OBJECTIVE
Render the records below as a JSON list of strings, one string per line, covering everything from the line containing "show-details-button[interactable]: Show Details" down to the line containing "info-icon: i [33, 665, 53, 685]", with both of those lines included and blank lines left out.

RECORDS FOR THIS TASK
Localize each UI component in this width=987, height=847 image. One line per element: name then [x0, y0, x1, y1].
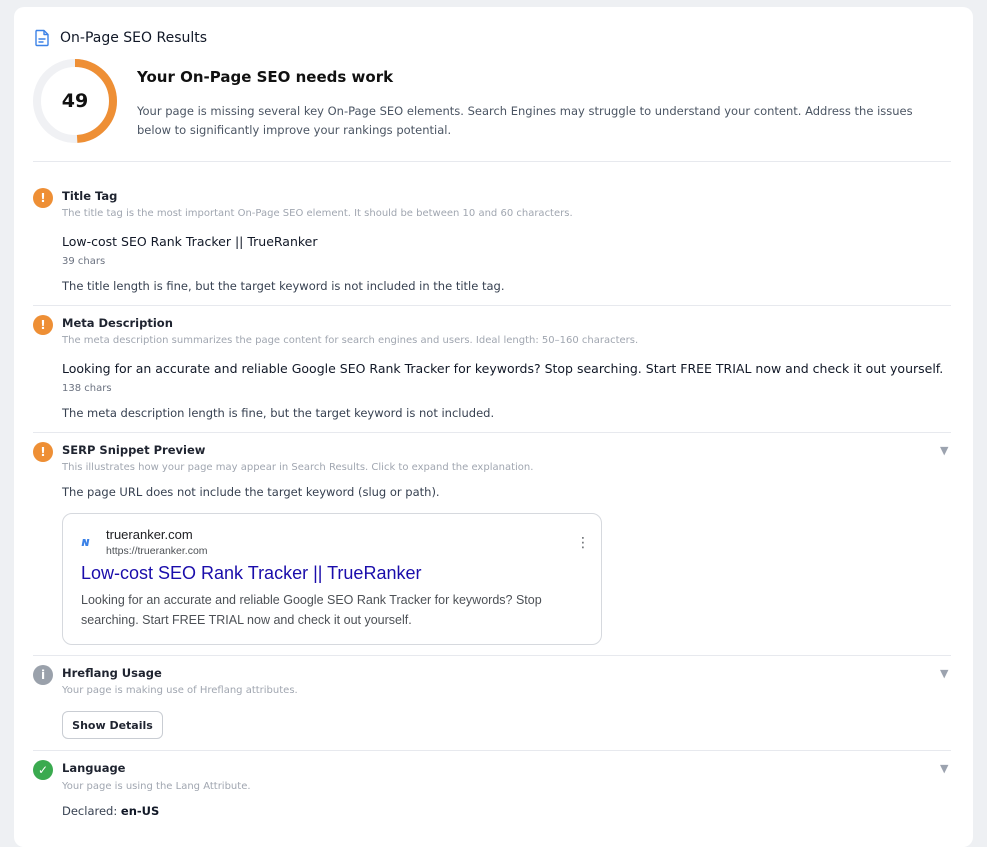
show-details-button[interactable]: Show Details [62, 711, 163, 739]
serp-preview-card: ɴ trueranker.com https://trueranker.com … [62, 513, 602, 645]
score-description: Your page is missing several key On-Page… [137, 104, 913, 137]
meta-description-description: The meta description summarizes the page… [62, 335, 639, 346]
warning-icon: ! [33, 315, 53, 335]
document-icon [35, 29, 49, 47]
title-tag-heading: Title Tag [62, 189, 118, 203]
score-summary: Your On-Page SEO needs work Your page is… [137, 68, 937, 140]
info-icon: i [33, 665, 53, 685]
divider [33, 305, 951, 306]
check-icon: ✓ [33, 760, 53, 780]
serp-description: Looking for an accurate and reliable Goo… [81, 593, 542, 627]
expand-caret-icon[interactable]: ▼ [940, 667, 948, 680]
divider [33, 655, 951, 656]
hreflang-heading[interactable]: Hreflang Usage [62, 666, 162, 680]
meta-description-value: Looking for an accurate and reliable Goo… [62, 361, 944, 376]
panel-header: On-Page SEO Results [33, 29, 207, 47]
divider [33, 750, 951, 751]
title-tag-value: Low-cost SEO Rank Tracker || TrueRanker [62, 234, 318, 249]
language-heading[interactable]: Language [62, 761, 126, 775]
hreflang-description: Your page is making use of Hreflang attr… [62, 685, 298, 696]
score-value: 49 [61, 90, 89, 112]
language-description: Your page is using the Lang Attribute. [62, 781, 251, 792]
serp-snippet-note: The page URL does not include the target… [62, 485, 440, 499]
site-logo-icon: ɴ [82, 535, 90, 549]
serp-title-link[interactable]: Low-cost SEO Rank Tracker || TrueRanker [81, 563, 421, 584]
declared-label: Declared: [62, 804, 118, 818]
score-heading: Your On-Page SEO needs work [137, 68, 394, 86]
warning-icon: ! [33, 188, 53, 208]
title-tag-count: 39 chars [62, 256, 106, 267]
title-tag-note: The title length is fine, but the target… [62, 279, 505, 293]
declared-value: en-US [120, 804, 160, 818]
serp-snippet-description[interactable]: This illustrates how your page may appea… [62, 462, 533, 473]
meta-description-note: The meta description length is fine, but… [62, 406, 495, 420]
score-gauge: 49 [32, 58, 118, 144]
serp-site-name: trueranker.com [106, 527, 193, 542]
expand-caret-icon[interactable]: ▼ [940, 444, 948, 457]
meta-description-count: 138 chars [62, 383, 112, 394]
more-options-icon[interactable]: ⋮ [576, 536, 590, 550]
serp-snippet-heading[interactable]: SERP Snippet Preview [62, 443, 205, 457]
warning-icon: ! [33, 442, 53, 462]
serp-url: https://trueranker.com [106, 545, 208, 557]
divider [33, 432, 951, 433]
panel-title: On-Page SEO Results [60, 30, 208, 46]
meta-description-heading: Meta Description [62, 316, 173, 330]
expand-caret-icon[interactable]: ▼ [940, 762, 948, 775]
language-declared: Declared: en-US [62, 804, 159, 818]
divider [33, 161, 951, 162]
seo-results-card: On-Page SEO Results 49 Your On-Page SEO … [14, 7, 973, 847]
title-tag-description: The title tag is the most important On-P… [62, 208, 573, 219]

WRITTEN SOLUTION
[
  "show-details-button[interactable]: Show Details [62, 711, 163, 739]",
  "serp-preview-card: ɴ trueranker.com https://trueranker.com … [62, 513, 602, 645]",
  "score-description: Your page is missing several key On-Page… [137, 104, 913, 137]",
  "meta-description-description: The meta description summarizes the page… [62, 335, 639, 346]",
  "warning-icon: ! [33, 315, 53, 335]",
  "document-icon [35, 29, 49, 47]",
  "title-tag-heading: Title Tag [62, 189, 118, 203]",
  "score-summary: Your On-Page SEO needs work Your page is… [137, 68, 937, 140]",
  "info-icon: i [33, 665, 53, 685]"
]